>> BEGIN
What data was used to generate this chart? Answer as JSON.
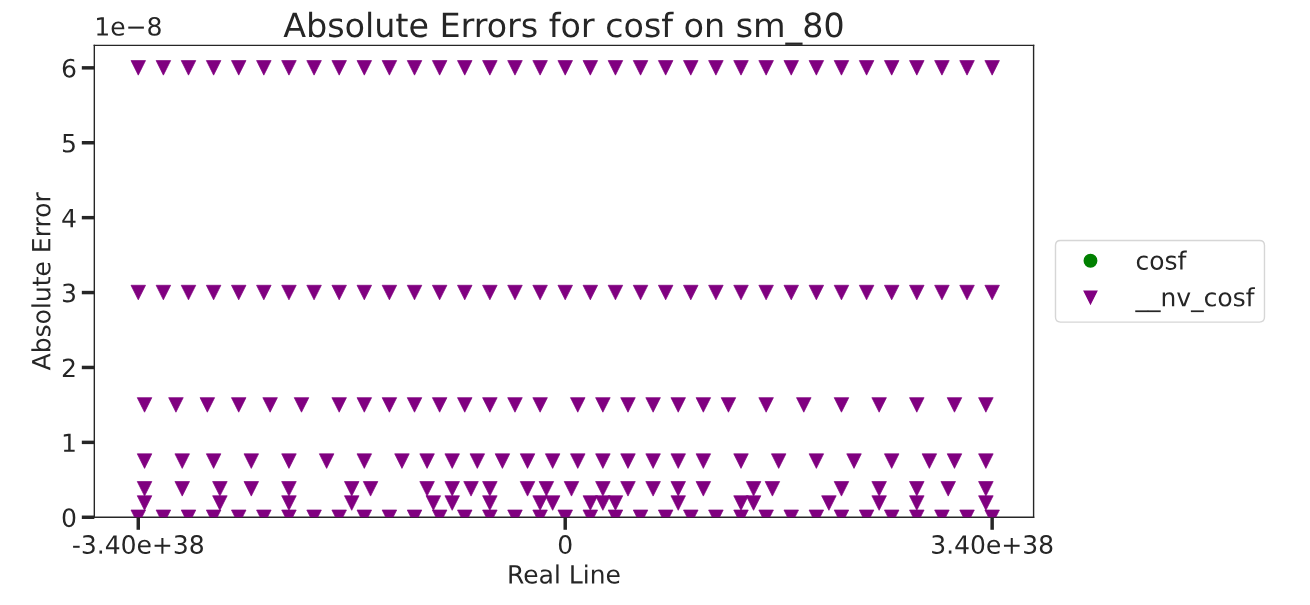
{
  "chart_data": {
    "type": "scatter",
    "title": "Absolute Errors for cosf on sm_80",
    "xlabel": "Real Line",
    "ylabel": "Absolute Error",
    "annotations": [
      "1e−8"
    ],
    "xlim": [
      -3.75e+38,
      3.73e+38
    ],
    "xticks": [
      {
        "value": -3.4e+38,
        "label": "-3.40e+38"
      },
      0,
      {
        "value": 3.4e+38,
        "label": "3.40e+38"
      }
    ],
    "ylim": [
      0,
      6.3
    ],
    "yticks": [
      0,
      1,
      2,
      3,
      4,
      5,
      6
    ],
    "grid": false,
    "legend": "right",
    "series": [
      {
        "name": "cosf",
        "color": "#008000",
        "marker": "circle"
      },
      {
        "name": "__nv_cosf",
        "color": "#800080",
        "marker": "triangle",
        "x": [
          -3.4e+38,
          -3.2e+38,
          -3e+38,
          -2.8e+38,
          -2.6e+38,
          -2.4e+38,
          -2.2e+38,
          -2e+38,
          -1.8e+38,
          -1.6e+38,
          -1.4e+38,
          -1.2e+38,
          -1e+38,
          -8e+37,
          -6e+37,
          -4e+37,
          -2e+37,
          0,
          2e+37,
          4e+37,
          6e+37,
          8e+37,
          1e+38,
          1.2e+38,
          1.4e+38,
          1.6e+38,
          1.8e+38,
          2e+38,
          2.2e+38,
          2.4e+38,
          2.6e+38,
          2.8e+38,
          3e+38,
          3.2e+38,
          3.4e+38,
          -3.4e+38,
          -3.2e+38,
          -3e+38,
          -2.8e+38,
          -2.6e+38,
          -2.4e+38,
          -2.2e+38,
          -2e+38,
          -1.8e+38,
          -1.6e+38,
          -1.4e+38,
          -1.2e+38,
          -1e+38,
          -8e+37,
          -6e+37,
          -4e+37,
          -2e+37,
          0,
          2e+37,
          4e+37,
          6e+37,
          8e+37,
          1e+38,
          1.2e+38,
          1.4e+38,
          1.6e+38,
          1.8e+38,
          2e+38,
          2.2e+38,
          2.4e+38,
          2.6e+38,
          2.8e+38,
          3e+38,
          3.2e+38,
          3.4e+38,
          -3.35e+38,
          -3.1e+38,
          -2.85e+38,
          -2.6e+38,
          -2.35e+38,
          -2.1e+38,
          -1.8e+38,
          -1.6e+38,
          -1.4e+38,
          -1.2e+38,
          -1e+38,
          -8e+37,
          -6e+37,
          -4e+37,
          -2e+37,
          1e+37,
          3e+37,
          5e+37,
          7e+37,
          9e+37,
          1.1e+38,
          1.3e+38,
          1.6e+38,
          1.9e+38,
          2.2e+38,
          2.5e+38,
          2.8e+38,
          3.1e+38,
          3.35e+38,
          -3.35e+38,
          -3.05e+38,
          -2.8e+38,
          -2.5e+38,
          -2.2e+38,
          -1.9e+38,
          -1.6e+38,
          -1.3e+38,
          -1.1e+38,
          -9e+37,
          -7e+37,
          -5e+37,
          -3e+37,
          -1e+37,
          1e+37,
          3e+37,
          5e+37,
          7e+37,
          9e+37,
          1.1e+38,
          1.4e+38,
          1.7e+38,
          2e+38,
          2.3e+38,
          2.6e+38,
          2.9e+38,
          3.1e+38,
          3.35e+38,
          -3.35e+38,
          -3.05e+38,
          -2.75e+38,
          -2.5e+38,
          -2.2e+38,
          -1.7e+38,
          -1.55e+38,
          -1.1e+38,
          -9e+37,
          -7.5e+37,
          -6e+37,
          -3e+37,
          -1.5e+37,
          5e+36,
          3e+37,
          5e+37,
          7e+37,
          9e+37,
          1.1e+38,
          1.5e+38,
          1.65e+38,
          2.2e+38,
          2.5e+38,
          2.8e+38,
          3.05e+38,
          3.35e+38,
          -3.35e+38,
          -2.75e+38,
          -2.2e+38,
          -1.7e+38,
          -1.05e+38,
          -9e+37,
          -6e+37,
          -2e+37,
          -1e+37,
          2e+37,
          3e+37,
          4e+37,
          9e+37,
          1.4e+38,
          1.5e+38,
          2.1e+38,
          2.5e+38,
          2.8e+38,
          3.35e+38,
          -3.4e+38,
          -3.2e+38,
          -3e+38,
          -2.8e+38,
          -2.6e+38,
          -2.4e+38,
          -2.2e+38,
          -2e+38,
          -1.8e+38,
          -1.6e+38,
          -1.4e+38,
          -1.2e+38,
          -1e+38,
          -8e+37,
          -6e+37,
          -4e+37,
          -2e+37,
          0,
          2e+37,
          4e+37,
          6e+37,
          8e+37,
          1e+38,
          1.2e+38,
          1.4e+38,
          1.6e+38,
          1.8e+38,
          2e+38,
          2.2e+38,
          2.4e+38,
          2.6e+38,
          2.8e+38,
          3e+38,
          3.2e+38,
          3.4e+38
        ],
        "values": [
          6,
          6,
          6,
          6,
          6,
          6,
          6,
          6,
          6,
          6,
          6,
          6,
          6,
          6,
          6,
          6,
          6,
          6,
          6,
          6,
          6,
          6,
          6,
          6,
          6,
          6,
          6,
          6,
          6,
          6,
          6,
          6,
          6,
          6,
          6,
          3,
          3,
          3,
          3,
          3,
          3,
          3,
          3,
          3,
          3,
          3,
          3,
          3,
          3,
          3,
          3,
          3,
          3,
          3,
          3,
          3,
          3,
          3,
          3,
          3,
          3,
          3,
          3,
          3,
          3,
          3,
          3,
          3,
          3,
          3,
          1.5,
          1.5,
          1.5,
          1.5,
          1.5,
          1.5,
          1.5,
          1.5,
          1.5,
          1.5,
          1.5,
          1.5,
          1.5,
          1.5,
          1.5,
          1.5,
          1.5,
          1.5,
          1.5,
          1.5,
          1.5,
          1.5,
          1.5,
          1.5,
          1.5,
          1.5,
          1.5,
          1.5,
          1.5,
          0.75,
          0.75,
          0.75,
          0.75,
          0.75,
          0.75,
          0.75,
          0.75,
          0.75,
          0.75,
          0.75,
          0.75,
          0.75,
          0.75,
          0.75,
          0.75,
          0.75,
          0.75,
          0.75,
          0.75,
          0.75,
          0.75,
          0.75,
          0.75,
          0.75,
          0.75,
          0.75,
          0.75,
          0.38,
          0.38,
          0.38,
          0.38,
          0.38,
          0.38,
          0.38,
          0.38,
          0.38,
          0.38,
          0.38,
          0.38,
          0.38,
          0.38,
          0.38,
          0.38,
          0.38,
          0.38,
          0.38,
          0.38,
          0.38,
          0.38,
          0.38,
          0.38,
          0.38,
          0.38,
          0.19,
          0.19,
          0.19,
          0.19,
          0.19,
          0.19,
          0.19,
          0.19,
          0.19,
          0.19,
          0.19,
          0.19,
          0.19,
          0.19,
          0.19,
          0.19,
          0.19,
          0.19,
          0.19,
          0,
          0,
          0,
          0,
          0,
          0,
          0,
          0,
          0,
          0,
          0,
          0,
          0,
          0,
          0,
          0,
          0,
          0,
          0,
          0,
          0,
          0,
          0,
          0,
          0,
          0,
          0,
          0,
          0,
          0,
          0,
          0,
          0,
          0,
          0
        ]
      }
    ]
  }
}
>> END
>> BEGIN
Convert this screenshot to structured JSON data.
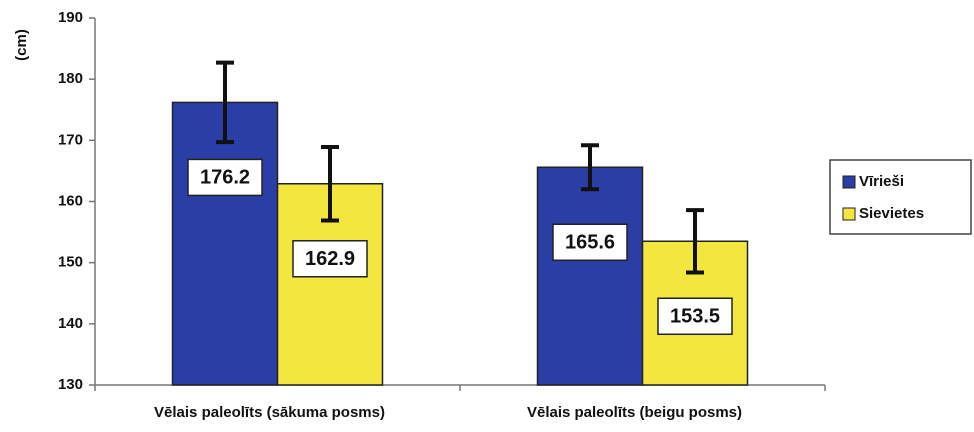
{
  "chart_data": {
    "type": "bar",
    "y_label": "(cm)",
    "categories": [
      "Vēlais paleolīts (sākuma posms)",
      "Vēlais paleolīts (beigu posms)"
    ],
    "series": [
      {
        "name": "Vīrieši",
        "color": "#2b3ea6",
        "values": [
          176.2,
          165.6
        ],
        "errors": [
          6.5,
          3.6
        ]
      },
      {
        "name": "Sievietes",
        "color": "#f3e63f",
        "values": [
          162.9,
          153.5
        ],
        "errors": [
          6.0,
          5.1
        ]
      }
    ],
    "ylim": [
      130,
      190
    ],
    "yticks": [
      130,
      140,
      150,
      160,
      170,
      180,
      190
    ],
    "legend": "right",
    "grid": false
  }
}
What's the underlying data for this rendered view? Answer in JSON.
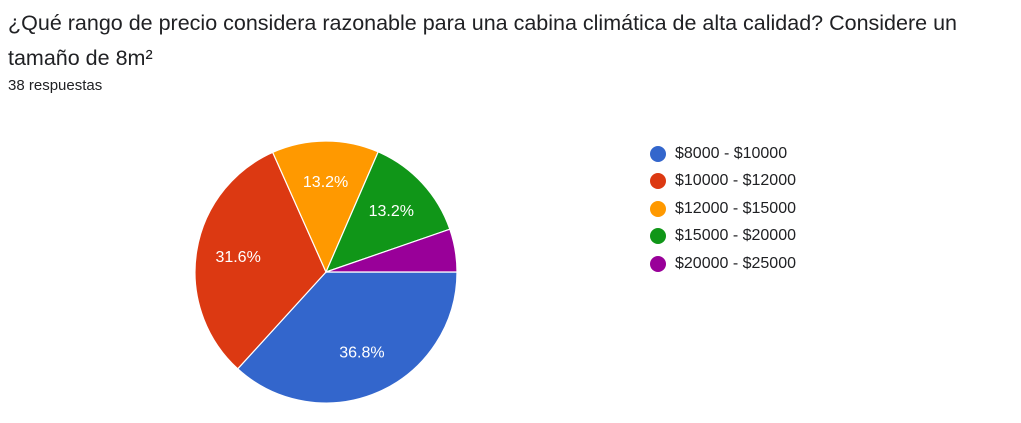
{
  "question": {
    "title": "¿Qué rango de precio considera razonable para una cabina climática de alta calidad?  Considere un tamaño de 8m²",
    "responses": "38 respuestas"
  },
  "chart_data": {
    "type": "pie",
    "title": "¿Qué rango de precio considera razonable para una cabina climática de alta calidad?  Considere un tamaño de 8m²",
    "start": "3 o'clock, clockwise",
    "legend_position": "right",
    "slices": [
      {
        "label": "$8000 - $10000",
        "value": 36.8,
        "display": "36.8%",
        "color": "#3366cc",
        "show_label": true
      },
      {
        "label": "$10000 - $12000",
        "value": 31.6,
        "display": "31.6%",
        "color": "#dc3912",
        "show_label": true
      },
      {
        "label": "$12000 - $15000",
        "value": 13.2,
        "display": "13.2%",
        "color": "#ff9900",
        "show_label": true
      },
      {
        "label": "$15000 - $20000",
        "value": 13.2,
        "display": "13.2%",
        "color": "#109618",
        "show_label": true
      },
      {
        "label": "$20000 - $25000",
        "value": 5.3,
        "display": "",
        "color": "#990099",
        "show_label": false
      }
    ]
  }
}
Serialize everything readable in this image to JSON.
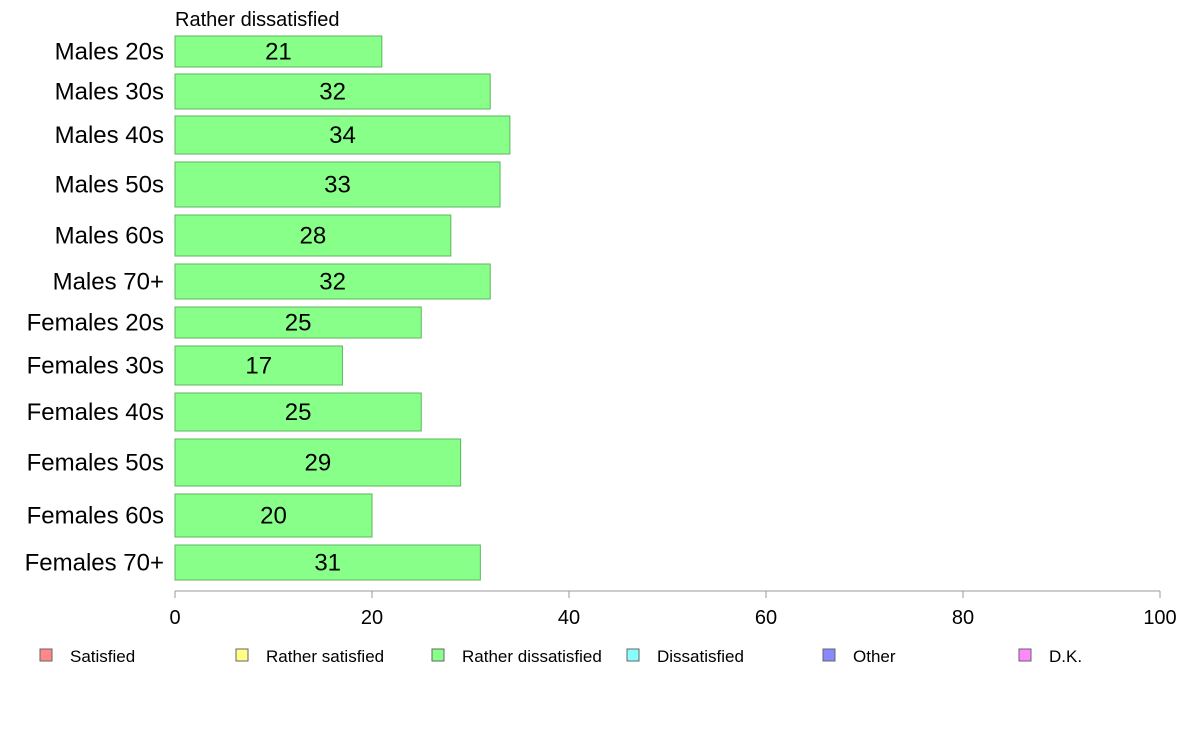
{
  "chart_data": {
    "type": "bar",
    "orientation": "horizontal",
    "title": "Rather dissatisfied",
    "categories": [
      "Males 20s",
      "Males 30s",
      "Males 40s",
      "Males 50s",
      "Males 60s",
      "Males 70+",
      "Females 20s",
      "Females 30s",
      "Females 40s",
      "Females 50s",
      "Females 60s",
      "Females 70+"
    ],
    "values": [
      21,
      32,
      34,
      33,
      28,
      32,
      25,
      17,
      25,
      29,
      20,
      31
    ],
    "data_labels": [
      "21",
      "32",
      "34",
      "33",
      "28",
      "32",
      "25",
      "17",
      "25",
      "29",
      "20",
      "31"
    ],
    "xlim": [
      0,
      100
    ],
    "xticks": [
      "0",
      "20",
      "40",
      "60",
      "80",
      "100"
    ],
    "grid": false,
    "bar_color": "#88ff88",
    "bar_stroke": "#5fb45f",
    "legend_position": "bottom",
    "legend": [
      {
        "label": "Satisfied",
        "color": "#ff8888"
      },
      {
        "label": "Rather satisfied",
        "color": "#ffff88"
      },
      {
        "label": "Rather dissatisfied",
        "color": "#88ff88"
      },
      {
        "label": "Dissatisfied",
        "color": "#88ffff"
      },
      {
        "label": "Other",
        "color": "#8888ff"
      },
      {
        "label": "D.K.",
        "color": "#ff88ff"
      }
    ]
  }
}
>> END
[YOUR OBJECTIVE]
Find the word "false" in the data and copy out each line where it turns up.

[TASK ANSWER]
    "grid": false,
    "grid": false
        "show_label": false
    "grid": false,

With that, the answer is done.